:: PROBLEM TO SOLVE ::
Write the entries out again exactly as they stand, but without the pictures.

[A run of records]

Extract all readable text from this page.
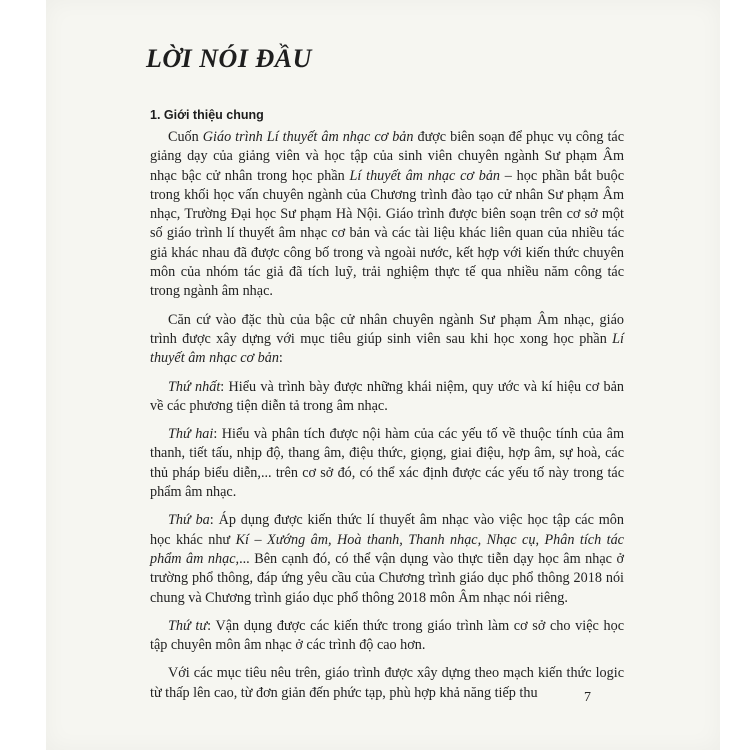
LỜI NÓI ĐẦU
1. Giới thiệu chung

Cuốn Giáo trình Lí thuyết âm nhạc cơ bản được biên soạn để phục vụ công tác giảng dạy của giảng viên và học tập của sinh viên chuyên ngành Sư phạm Âm nhạc bậc cử nhân trong học phần Lí thuyết âm nhạc cơ bản – học phần bắt buộc trong khối học vấn chuyên ngành của Chương trình đào tạo cử nhân Sư phạm Âm nhạc, Trường Đại học Sư phạm Hà Nội. Giáo trình được biên soạn trên cơ sở một số giáo trình lí thuyết âm nhạc cơ bản và các tài liệu khác liên quan của nhiều tác giả khác nhau đã được công bố trong và ngoài nước, kết hợp với kiến thức chuyên môn của nhóm tác giả đã tích luỹ, trải nghiệm thực tế qua nhiều năm công tác trong ngành âm nhạc.

Căn cứ vào đặc thù của bậc cử nhân chuyên ngành Sư phạm Âm nhạc, giáo trình được xây dựng với mục tiêu giúp sinh viên sau khi học xong học phần Lí thuyết âm nhạc cơ bản:

Thứ nhất: Hiểu và trình bày được những khái niệm, quy ước và kí hiệu cơ bản về các phương tiện diễn tả trong âm nhạc.

Thứ hai: Hiểu và phân tích được nội hàm của các yếu tố về thuộc tính của âm thanh, tiết tấu, nhịp độ, thang âm, điệu thức, giọng, giai điệu, hợp âm, sự hoà, các thủ pháp biểu diễn,... trên cơ sở đó, có thể xác định được các yếu tố này trong tác phẩm âm nhạc.

Thứ ba: Áp dụng được kiến thức lí thuyết âm nhạc vào việc học tập các môn học khác như Kí – Xướng âm, Hoà thanh, Thanh nhạc, Nhạc cụ, Phân tích tác phẩm âm nhạc,... Bên cạnh đó, có thể vận dụng vào thực tiễn dạy học âm nhạc ở trường phổ thông, đáp ứng yêu cầu của Chương trình giáo dục phổ thông 2018 nói chung và Chương trình giáo dục phổ thông 2018 môn Âm nhạc nói riêng.

Thứ tư: Vận dụng được các kiến thức trong giáo trình làm cơ sở cho việc học tập chuyên môn âm nhạc ở các trình độ cao hơn.

Với các mục tiêu nêu trên, giáo trình được xây dựng theo mạch kiến thức logic từ thấp lên cao, từ đơn giản đến phức tạp, phù hợp khả năng tiếp thu	7
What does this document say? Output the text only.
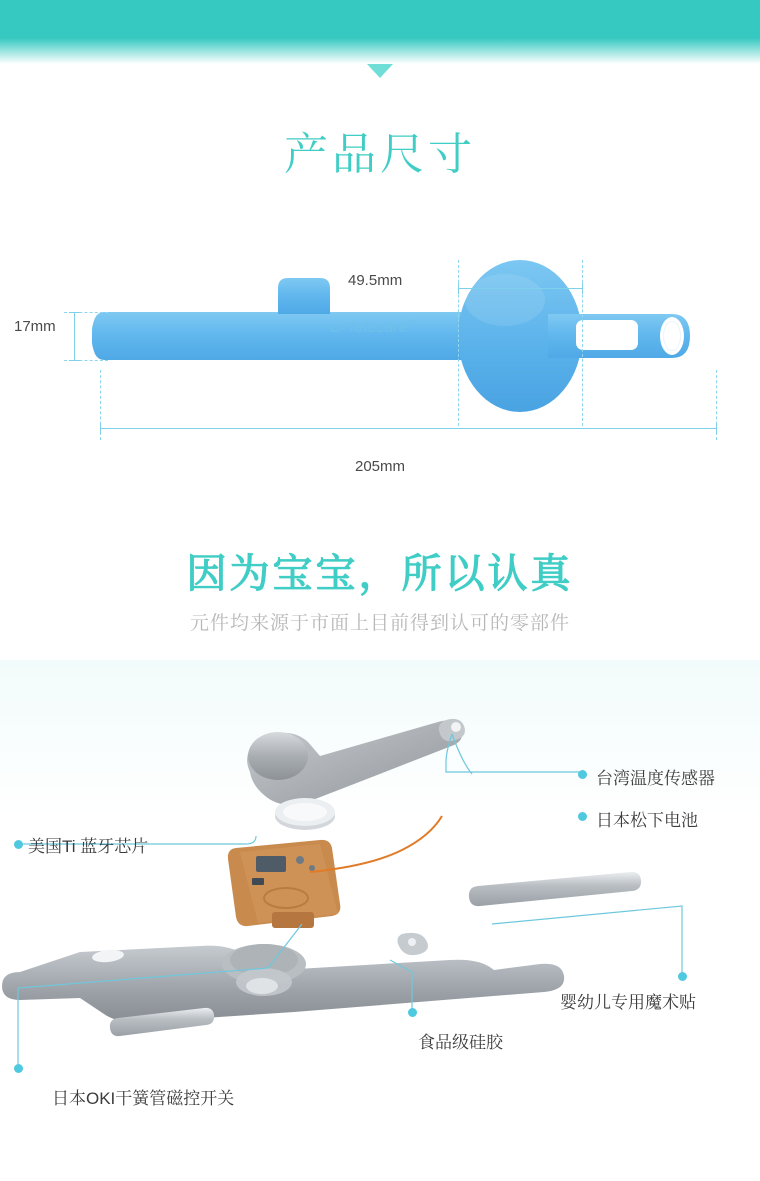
产品尺寸
U-Telecare®
17mm
49.5mm
205mm
因为宝宝，所以认真
元件均来源于市面上目前得到认可的零部件
台湾温度传感器
日本松下电池
美国Ti 蓝牙芯片
婴幼儿专用魔术贴
食品级硅胶
日本OKI干簧管磁控开关
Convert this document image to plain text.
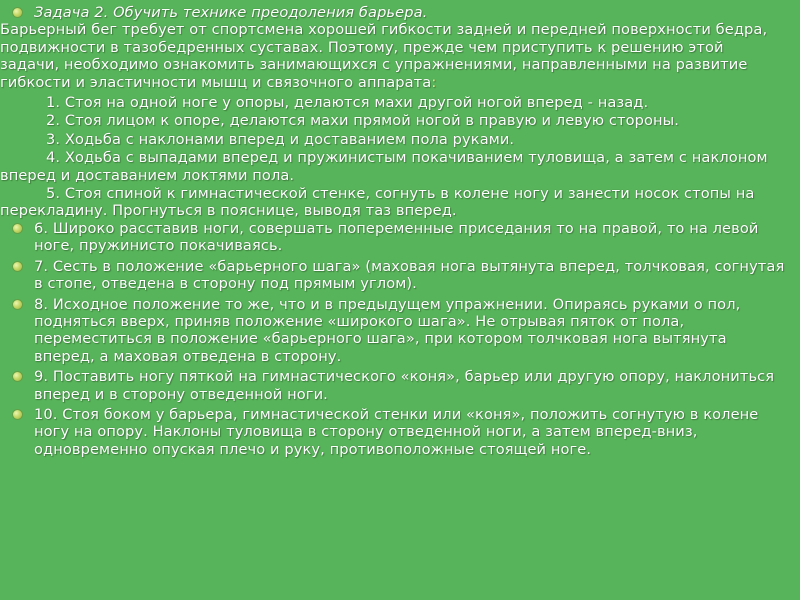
Задача 2. Обучить технике преодоления барьера.
Барьерный бег требует от спортсмена хорошей гибкости задней и передней поверхности бедра, подвижности в тазобедренных суставах. Поэтому, прежде чем приступить к решению этой задачи, необходимо ознакомить занимающихся с упражнениями, направленными на развитие гибкости и эластичности мышц и связочного аппарата:
1. Стоя на одной ноге у опоры, делаются махи другой ногой вперед - назад.
2. Стоя лицом к опоре, делаются махи прямой ногой в правую и левую стороны.
3. Ходьба с наклонами вперед и доставанием пола руками.
4. Ходьба с выпадами вперед и пружинистым покачиванием туловища, а затем с наклоном вперед и доставанием локтями пола.
5. Стоя спиной к гимнастической стенке, согнуть в колене ногу и занести носок стопы на перекладину. Прогнуться в пояснице, выводя таз вперед.
6. Широко расставив ноги, совершать попеременные приседания то на правой, то на левой ноге, пружинисто покачиваясь.
7. Сесть в положение «барьерного шага» (маховая нога вытянута вперед, толчковая, согнутая в стопе, отведена в сторону под прямым углом).
8. Исходное положение то же, что и в предыдущем упражнении. Опираясь руками о пол, подняться вверх, приняв положение «широкого шага». Не отрывая пяток от пола, переместиться в положение «барьерного шага», при котором толчковая нога вытянута вперед, а маховая отведена в сторону.
9. Поставить ногу пяткой на гимнастического «коня», барьер или другую опору, наклониться вперед и в сторону отведенной ноги.
10. Стоя боком у барьера, гимнастической стенки или «коня», положить согнутую в колене ногу на опору. Наклоны туловища в сторону отведенной ноги, а затем вперед-вниз, одновременно опуская плечо и руку, противоположные стоящей ноге.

:: RESULT OF THE TASK ::
Extract all readable text from this page.
LỜI NÓI ĐẦU
1. Giới thiệu chung

Cuốn Giáo trình Lí thuyết âm nhạc cơ bản được biên soạn để phục vụ công tác giảng dạy của giảng viên và học tập của sinh viên chuyên ngành Sư phạm Âm nhạc bậc cử nhân trong học phần Lí thuyết âm nhạc cơ bản – học phần bắt buộc trong khối học vấn chuyên ngành của Chương trình đào tạo cử nhân Sư phạm Âm nhạc, Trường Đại học Sư phạm Hà Nội. Giáo trình được biên soạn trên cơ sở một số giáo trình lí thuyết âm nhạc cơ bản và các tài liệu khác liên quan của nhiều tác giả khác nhau đã được công bố trong và ngoài nước, kết hợp với kiến thức chuyên môn của nhóm tác giả đã tích luỹ, trải nghiệm thực tế qua nhiều năm công tác trong ngành âm nhạc.

Căn cứ vào đặc thù của bậc cử nhân chuyên ngành Sư phạm Âm nhạc, giáo trình được xây dựng với mục tiêu giúp sinh viên sau khi học xong học phần Lí thuyết âm nhạc cơ bản:

Thứ nhất: Hiểu và trình bày được những khái niệm, quy ước và kí hiệu cơ bản về các phương tiện diễn tả trong âm nhạc.

Thứ hai: Hiểu và phân tích được nội hàm của các yếu tố về thuộc tính của âm thanh, tiết tấu, nhịp độ, thang âm, điệu thức, giọng, giai điệu, hợp âm, sự hoà, các thủ pháp biểu diễn,... trên cơ sở đó, có thể xác định được các yếu tố này trong tác phẩm âm nhạc.

Thứ ba: Áp dụng được kiến thức lí thuyết âm nhạc vào việc học tập các môn học khác như Kí – Xướng âm, Hoà thanh, Thanh nhạc, Nhạc cụ, Phân tích tác phẩm âm nhạc,... Bên cạnh đó, có thể vận dụng vào thực tiễn dạy học âm nhạc ở trường phổ thông, đáp ứng yêu cầu của Chương trình giáo dục phổ thông 2018 nói chung và Chương trình giáo dục phổ thông 2018 môn Âm nhạc nói riêng.

Thứ tư: Vận dụng được các kiến thức trong giáo trình làm cơ sở cho việc học tập chuyên môn âm nhạc ở các trình độ cao hơn.

Với các mục tiêu nêu trên, giáo trình được xây dựng theo mạch kiến thức logic từ thấp lên cao, từ đơn giản đến phức tạp, phù hợp khả năng tiếp thu	7
What does this document say? Output the text only.
产品尺寸
U-Telecare®
17mm
49.5mm
205mm
因为宝宝，所以认真
元件均来源于市面上目前得到认可的零部件
台湾温度传感器
日本松下电池
美国Ti 蓝牙芯片
婴幼儿专用魔术贴
食品级硅胶
日本OKI干簧管磁控开关
Convert this document image to plain text.
Задача 2. Обучить технике преодоления барьера.
Барьерный бег требует от спортсмена хорошей гибкости задней и передней поверхности бедра, подвижности в тазобедренных суставах. Поэтому, прежде чем приступить к решению этой задачи, необходимо ознакомить занимающихся с упражнениями, направленными на развитие гибкости и эластичности мышц и связочного аппарата:
1. Стоя на одной ноге у опоры, делаются махи другой ногой вперед - назад.
2. Стоя лицом к опоре, делаются махи прямой ногой в правую и левую стороны.
3. Ходьба с наклонами вперед и доставанием пола руками.
4. Ходьба с выпадами вперед и пружинистым покачиванием туловища, а затем с наклоном вперед и доставанием локтями пола.
5. Стоя спиной к гимнастической стенке, согнуть в колене ногу и занести носок стопы на перекладину. Прогнуться в пояснице, выводя таз вперед.
6. Широко расставив ноги, совершать попеременные приседания то на правой, то на левой ноге, пружинисто покачиваясь.
7. Сесть в положение «барьерного шага» (маховая нога вытянута вперед, толчковая, согнутая в стопе, отведена в сторону под прямым углом).
8. Исходное положение то же, что и в предыдущем упражнении. Опираясь руками о пол, подняться вверх, приняв положение «широкого шага». Не отрывая пяток от пола, переместиться в положение «барьерного шага», при котором толчковая нога вытянута вперед, а маховая отведена в сторону.
9. Поставить ногу пяткой на гимнастического «коня», барьер или другую опору, наклониться вперед и в сторону отведенной ноги.
10. Стоя боком у барьера, гимнастической стенки или «коня», положить согнутую в колене ногу на опору. Наклоны туловища в сторону отведенной ноги, а затем вперед-вниз, одновременно опуская плечо и руку, противоположные стоящей ноге.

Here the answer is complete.